Make an exact copy of the entries, and keep any pictures out of it.

Data lines:
* * * * * * * * *

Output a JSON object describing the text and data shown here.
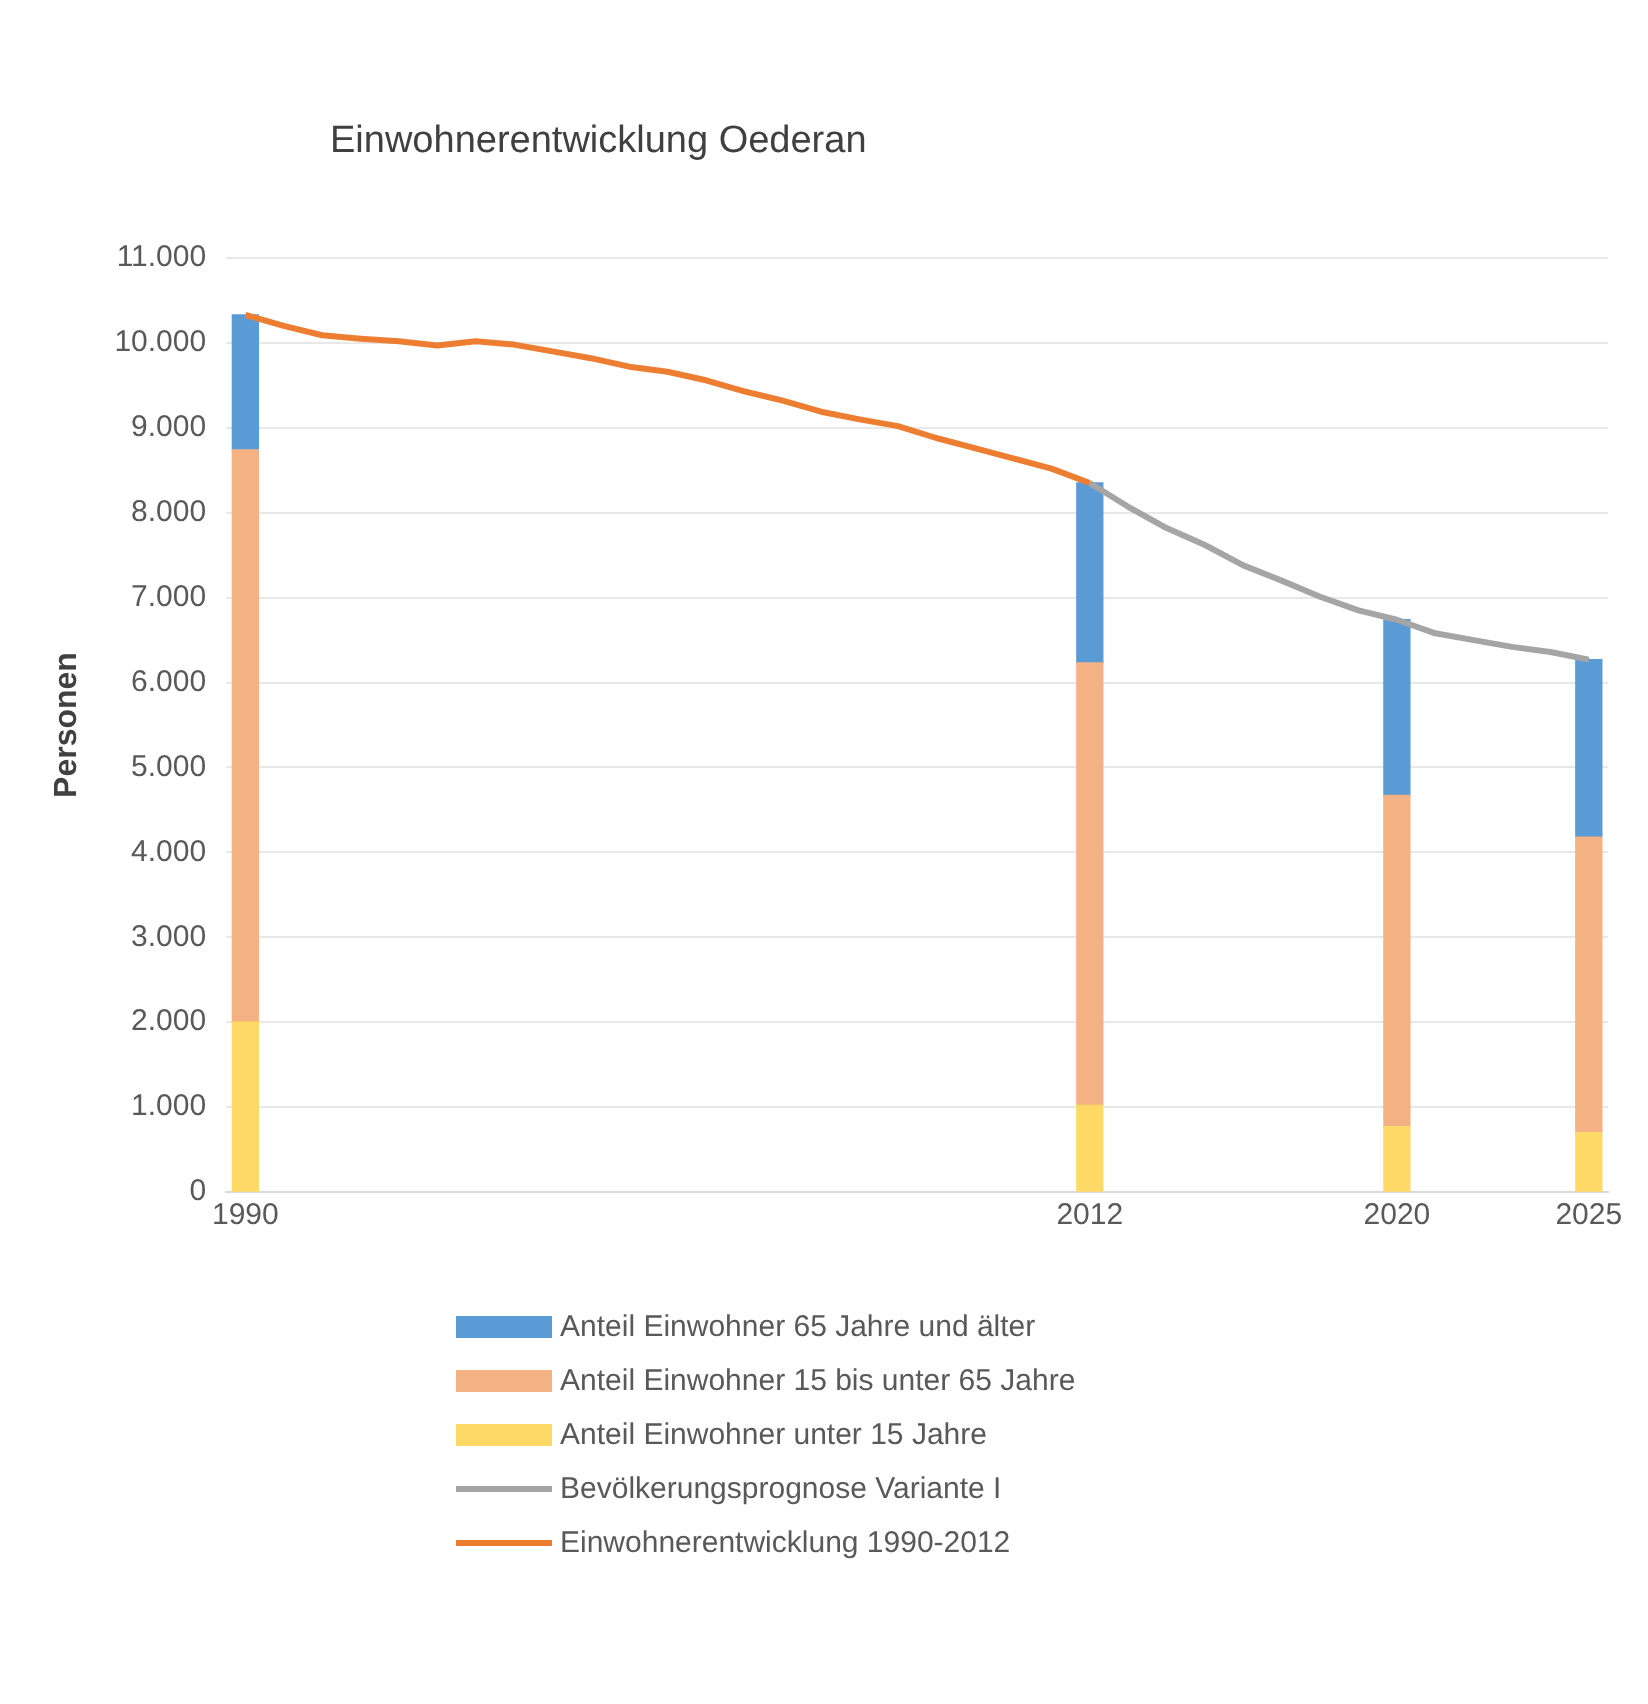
{
  "chart_data": {
    "type": "bar",
    "title": "Einwohnerentwicklung Oederan",
    "ylabel": "Personen",
    "stacked": true,
    "grid": "y",
    "legend": "bottom",
    "x": [
      1990,
      2012,
      2020,
      2025
    ],
    "xlim": [
      1989.5,
      2025.5
    ],
    "xticks": [
      1990,
      2012,
      2020,
      2025
    ],
    "ylim": [
      0,
      11000
    ],
    "yticks": [
      0,
      {
        "value": 1000,
        "label": "1.000"
      },
      {
        "value": 2000,
        "label": "2.000"
      },
      {
        "value": 3000,
        "label": "3.000"
      },
      {
        "value": 4000,
        "label": "4.000"
      },
      {
        "value": 5000,
        "label": "5.000"
      },
      {
        "value": 6000,
        "label": "6.000"
      },
      {
        "value": 7000,
        "label": "7.000"
      },
      {
        "value": 8000,
        "label": "8.000"
      },
      {
        "value": 9000,
        "label": "9.000"
      },
      {
        "value": 10000,
        "label": "10.000"
      },
      {
        "value": 11000,
        "label": "11.000"
      }
    ],
    "series": [
      {
        "name": "Anteil Einwohner unter 15 Jahre",
        "color": "#ffd966",
        "values": [
          2000,
          1020,
          770,
          700
        ]
      },
      {
        "name": "Anteil Einwohner 15 bis unter 65 Jahre",
        "color": "#f4b183",
        "values": [
          6740,
          5210,
          3900,
          3480
        ]
      },
      {
        "name": "Anteil Einwohner 65 Jahre und älter",
        "color": "#5b9bd5",
        "values": [
          1590,
          2120,
          2070,
          2090
        ]
      },
      {
        "name": "Bevölkerungsprognose Variante I",
        "type": "line",
        "color": "#a5a5a5",
        "x": [
          2012,
          2013,
          2014,
          2015,
          2016,
          2017,
          2018,
          2019,
          2020,
          2021,
          2022,
          2023,
          2024,
          2025
        ],
        "values": [
          8350,
          8070,
          7820,
          7620,
          7380,
          7200,
          7010,
          6850,
          6740,
          6580,
          6500,
          6420,
          6360,
          6270
        ]
      },
      {
        "name": "Einwohnerentwicklung 1990-2012",
        "type": "line",
        "color": "#ed7d31",
        "x": [
          1990,
          1991,
          1992,
          1993,
          1994,
          1995,
          1996,
          1997,
          1998,
          1999,
          2000,
          2001,
          2002,
          2003,
          2004,
          2005,
          2006,
          2007,
          2008,
          2009,
          2010,
          2011,
          2012
        ],
        "values": [
          10330,
          10200,
          10090,
          10050,
          10020,
          9970,
          10020,
          9980,
          9900,
          9820,
          9720,
          9660,
          9560,
          9430,
          9320,
          9190,
          9100,
          9020,
          8880,
          8760,
          8640,
          8520,
          8350
        ]
      }
    ]
  }
}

* * * * * * * * *

Answer to this task:
Output a JSON object describing the text and data shown here.
{
  "chart_data": {
    "type": "bar",
    "title": "Einwohnerentwicklung Oederan",
    "ylabel": "Personen",
    "stacked": true,
    "grid": "y",
    "legend": "bottom",
    "x": [
      1990,
      2012,
      2020,
      2025
    ],
    "xlim": [
      1989.5,
      2025.5
    ],
    "xticks": [
      1990,
      2012,
      2020,
      2025
    ],
    "ylim": [
      0,
      11000
    ],
    "yticks": [
      0,
      {
        "value": 1000,
        "label": "1.000"
      },
      {
        "value": 2000,
        "label": "2.000"
      },
      {
        "value": 3000,
        "label": "3.000"
      },
      {
        "value": 4000,
        "label": "4.000"
      },
      {
        "value": 5000,
        "label": "5.000"
      },
      {
        "value": 6000,
        "label": "6.000"
      },
      {
        "value": 7000,
        "label": "7.000"
      },
      {
        "value": 8000,
        "label": "8.000"
      },
      {
        "value": 9000,
        "label": "9.000"
      },
      {
        "value": 10000,
        "label": "10.000"
      },
      {
        "value": 11000,
        "label": "11.000"
      }
    ],
    "series": [
      {
        "name": "Anteil Einwohner unter 15 Jahre",
        "color": "#ffd966",
        "values": [
          2000,
          1020,
          770,
          700
        ]
      },
      {
        "name": "Anteil Einwohner 15 bis unter 65 Jahre",
        "color": "#f4b183",
        "values": [
          6740,
          5210,
          3900,
          3480
        ]
      },
      {
        "name": "Anteil Einwohner 65 Jahre und älter",
        "color": "#5b9bd5",
        "values": [
          1590,
          2120,
          2070,
          2090
        ]
      },
      {
        "name": "Bevölkerungsprognose Variante I",
        "type": "line",
        "color": "#a5a5a5",
        "x": [
          2012,
          2013,
          2014,
          2015,
          2016,
          2017,
          2018,
          2019,
          2020,
          2021,
          2022,
          2023,
          2024,
          2025
        ],
        "values": [
          8350,
          8070,
          7820,
          7620,
          7380,
          7200,
          7010,
          6850,
          6740,
          6580,
          6500,
          6420,
          6360,
          6270
        ]
      },
      {
        "name": "Einwohnerentwicklung 1990-2012",
        "type": "line",
        "color": "#ed7d31",
        "x": [
          1990,
          1991,
          1992,
          1993,
          1994,
          1995,
          1996,
          1997,
          1998,
          1999,
          2000,
          2001,
          2002,
          2003,
          2004,
          2005,
          2006,
          2007,
          2008,
          2009,
          2010,
          2011,
          2012
        ],
        "values": [
          10330,
          10200,
          10090,
          10050,
          10020,
          9970,
          10020,
          9980,
          9900,
          9820,
          9720,
          9660,
          9560,
          9430,
          9320,
          9190,
          9100,
          9020,
          8880,
          8760,
          8640,
          8520,
          8350
        ]
      }
    ]
  }
}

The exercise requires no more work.